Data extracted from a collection
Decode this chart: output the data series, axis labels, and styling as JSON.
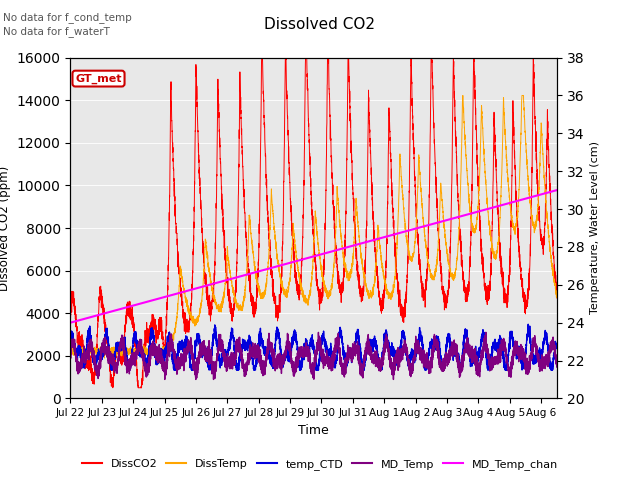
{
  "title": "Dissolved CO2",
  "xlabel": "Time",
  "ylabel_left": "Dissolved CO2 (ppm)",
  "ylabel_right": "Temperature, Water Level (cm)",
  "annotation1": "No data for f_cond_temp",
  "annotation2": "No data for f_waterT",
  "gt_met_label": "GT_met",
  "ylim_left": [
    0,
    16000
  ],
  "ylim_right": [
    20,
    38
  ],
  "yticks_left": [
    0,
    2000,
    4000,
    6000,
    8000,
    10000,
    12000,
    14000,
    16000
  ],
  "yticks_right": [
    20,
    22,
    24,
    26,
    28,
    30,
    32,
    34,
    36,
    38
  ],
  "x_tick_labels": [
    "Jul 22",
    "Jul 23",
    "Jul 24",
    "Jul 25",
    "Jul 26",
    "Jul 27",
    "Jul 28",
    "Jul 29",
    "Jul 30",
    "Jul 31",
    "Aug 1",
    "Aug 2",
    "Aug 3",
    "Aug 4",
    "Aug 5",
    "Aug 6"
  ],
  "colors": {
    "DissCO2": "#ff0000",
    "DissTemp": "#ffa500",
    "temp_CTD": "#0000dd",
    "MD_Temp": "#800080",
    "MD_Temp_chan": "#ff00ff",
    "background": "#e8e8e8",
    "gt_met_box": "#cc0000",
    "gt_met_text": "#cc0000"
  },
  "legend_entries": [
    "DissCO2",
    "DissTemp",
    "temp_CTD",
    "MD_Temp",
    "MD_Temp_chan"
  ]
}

--

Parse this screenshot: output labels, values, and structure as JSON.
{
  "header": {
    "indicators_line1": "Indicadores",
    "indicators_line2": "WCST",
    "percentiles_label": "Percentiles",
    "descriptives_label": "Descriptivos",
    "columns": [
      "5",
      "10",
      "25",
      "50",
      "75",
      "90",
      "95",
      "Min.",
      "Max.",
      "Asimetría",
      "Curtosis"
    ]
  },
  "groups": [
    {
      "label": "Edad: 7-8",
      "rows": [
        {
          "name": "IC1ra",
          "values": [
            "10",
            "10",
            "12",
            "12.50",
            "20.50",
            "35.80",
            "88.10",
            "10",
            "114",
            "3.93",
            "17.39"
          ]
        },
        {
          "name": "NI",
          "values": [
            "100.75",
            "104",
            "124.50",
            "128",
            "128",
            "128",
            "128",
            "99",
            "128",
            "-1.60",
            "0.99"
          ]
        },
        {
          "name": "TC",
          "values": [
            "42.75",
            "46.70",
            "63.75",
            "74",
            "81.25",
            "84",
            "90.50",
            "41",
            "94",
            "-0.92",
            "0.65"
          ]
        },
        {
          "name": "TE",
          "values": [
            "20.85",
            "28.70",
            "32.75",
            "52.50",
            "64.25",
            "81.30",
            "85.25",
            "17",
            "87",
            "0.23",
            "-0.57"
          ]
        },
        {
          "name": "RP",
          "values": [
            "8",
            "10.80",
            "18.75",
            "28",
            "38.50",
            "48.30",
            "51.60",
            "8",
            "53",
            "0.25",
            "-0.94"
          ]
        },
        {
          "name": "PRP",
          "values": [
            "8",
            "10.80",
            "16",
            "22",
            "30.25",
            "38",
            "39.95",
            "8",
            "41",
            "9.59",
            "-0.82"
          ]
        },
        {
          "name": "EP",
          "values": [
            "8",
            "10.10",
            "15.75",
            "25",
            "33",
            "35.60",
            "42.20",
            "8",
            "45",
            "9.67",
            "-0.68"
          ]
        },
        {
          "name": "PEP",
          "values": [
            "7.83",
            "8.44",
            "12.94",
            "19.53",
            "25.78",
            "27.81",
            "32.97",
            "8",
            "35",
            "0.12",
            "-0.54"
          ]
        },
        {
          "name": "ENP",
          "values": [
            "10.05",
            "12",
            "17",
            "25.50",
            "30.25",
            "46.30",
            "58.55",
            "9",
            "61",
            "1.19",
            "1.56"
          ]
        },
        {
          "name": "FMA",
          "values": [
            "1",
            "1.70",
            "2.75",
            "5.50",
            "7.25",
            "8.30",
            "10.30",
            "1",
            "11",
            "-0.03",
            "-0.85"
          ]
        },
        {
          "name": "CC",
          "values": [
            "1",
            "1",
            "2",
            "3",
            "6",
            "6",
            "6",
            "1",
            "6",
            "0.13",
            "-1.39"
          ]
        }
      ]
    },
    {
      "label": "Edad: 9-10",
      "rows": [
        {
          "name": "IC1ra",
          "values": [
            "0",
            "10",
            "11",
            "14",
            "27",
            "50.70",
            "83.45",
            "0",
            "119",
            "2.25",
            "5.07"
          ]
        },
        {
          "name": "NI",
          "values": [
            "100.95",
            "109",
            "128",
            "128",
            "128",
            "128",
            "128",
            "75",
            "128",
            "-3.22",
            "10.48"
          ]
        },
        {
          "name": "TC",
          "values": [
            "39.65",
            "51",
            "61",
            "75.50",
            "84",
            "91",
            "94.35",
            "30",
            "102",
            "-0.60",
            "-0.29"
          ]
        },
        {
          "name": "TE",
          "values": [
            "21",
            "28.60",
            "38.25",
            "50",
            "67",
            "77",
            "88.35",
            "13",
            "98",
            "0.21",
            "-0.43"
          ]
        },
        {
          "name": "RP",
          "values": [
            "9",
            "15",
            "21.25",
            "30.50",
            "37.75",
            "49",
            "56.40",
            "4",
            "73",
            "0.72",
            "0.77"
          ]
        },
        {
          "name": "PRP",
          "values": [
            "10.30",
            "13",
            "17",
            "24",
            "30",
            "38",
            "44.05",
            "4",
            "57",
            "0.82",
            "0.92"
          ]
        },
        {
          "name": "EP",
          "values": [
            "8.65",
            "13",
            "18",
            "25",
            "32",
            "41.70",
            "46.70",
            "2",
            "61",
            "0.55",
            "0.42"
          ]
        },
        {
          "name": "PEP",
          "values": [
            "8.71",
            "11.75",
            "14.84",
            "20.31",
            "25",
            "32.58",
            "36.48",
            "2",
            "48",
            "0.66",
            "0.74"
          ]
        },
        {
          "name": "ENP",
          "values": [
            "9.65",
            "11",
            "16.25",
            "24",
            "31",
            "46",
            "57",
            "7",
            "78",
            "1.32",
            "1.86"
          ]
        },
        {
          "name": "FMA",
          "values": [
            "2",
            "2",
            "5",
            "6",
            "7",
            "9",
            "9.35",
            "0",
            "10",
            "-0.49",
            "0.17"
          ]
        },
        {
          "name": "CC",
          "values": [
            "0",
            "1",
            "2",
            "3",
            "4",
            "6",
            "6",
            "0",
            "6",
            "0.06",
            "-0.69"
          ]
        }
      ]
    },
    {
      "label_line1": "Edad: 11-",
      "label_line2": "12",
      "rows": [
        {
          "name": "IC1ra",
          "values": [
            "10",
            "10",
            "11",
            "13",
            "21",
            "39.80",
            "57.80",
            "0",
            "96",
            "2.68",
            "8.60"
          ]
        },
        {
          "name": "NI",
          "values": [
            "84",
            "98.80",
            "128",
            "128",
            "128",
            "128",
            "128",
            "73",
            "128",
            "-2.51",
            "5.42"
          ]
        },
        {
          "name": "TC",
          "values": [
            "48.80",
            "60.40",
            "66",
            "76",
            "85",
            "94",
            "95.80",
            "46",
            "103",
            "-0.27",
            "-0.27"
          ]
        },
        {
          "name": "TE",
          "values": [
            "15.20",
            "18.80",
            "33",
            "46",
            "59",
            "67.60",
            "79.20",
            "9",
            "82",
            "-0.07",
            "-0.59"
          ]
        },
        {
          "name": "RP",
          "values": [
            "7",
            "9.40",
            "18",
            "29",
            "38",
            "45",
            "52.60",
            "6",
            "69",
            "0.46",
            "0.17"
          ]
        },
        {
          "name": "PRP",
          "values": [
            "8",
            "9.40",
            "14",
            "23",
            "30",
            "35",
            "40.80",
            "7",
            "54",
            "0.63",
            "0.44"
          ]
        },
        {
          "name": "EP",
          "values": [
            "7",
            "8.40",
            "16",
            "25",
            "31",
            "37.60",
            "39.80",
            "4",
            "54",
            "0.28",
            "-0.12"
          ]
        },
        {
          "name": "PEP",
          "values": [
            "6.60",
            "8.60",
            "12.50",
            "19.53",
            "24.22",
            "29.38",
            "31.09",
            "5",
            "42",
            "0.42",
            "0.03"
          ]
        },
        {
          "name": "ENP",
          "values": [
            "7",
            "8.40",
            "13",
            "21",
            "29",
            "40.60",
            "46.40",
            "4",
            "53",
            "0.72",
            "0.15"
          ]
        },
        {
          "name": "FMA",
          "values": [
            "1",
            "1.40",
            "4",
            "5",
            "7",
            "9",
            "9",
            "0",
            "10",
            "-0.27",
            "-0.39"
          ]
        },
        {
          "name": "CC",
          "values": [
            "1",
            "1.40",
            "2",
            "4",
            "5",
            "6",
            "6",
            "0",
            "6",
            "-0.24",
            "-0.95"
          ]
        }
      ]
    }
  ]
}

Problem statement = Above are the records. Copy every line in them holding "this".

Answer to the exercise =
Decode this chart: output the data series, axis labels, and styling as JSON.
Parse this screenshot: output labels, values, and structure as JSON.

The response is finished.